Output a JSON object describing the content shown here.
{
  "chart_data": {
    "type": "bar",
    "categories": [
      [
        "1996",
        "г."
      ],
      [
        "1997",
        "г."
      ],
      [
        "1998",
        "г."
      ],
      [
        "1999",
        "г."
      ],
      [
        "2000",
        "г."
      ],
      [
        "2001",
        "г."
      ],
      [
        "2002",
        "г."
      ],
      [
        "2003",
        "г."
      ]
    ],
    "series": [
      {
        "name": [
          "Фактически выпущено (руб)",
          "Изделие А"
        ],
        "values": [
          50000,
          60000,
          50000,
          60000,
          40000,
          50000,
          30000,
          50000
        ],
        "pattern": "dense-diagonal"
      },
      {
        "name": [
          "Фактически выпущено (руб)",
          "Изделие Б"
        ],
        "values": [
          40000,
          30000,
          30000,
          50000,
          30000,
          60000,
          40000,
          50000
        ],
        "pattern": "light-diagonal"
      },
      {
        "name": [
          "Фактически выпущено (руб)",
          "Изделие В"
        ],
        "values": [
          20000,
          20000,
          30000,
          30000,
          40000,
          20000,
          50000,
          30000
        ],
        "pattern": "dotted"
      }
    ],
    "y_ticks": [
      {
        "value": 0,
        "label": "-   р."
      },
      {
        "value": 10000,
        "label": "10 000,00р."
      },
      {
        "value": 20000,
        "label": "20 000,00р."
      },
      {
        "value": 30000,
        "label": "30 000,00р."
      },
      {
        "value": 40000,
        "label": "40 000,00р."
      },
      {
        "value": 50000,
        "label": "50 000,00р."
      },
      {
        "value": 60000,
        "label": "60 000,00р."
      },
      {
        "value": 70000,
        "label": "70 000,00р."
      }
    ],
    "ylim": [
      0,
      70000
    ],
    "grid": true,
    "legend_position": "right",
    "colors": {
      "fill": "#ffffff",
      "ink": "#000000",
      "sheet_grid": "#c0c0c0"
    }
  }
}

## The exercise
List every line above that contains the word "pattern".

## Exercise answer
        "pattern": "dense-diagonal"
        "pattern": "light-diagonal"
        "pattern": "dotted"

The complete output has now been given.